Texte extrait
-*-*-
ECOLES DE MANAGEMENT

« Il faut encore enrichir la proposition de valeur de Rennes SB »

Thomas Froehlicher vient de prendre la direction d’une école qui, en quelques années, a su faire la preuve de la pertinence d’un modèle original fondé sur une large internationalisation et une imprégnation multiculturelle uniques. Sa vision de Rennes SB à l’aube de la construction d’un nouveau plan stratégique.

Olivier Rollot : Il y a maintenant deux mois que vous êtes arrivés à la tête de Rennes SB. C’est le temps qu’on se donne généralement pour réaliser ce qu’on appelle un « rapport d’étonnement ». Si vous deviez en faire un que diriez-vous ?

Thomas Froehlicher : D’abord que j’ai pu confirmer ce qui m’avait attiré à Rennes SB : la bonne santé et l’énergie d’une école qui vient de renouveler son accréditation AACSB après Equis et Amba. Une école qui est dans une situation financière très solide sans toucher aucune subvention, y compris de sa chambre de commerce et d’industrie. Les ratios chiffre d’affaires / revenu net sont les mêmes que ceux que j’ai connus à Kedge même si la taille est différente. J’ai pu également me voir rapidement confirmé l’ADN international d’une école dans laquelle il faut forcément parler en anglais si on veut être compris de tous. Nous venons d’ailleurs de réaliser une très belle rentrée de janvier dans nos MSc en recrutant nombre d’étudiants étrangers.

En résumé j’apprécie la jeunesse et l’énergie d’une école qui est non seulement la plus jeune à être triple accréditée mais aussi celle qui les obtenues le plus vite. Le challenge est maintenant de produire, pour la prochaine rentrée, un plan stratégique qui permette de discipliner toute cette énergie tout en poursuivant cette belle trajectoire qu’a conduite mon prédécesseur, Olivier Aptel. Maintenant que nous sommes dans le top 10 il faut encore enrichir notre proposition de valeur par un travail en profondeur dans lequel je vais mobiliser toutes les équipes.
-*-*-
Données de disposition spatiale
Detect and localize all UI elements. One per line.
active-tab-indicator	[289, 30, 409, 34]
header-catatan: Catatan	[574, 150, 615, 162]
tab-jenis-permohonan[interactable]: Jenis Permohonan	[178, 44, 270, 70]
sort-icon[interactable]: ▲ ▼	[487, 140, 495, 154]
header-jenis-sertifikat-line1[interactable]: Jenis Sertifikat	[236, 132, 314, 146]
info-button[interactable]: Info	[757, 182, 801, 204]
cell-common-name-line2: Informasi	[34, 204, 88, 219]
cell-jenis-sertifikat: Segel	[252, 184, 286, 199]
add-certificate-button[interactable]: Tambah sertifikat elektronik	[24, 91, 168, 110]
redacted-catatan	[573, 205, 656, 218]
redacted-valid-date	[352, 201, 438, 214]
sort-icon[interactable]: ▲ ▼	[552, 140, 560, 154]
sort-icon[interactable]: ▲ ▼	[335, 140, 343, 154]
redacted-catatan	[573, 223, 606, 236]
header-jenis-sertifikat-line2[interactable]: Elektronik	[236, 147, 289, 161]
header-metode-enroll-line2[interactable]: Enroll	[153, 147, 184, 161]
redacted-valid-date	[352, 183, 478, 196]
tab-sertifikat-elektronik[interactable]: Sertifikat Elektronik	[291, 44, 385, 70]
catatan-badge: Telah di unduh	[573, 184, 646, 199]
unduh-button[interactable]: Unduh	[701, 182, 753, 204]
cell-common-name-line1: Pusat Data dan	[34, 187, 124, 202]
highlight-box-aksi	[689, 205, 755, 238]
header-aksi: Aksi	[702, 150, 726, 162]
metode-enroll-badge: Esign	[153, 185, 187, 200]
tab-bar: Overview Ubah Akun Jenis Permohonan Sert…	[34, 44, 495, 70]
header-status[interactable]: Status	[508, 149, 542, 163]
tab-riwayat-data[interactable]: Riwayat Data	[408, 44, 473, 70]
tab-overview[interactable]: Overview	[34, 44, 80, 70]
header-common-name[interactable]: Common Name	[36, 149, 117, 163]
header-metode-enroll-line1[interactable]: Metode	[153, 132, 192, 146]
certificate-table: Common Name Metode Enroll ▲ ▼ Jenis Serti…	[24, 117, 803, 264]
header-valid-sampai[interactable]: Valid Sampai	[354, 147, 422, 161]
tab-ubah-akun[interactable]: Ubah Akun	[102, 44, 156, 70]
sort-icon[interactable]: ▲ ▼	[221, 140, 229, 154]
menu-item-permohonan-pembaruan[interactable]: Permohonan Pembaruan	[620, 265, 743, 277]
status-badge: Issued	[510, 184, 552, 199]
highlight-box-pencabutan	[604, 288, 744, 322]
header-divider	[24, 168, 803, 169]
-*-*-
Exercice
Indiquez, d'après l'entretien sur Rennes SB, quelle accréditation l'école vient de renouveler.

Réponse complète
L'accréditation AACSB.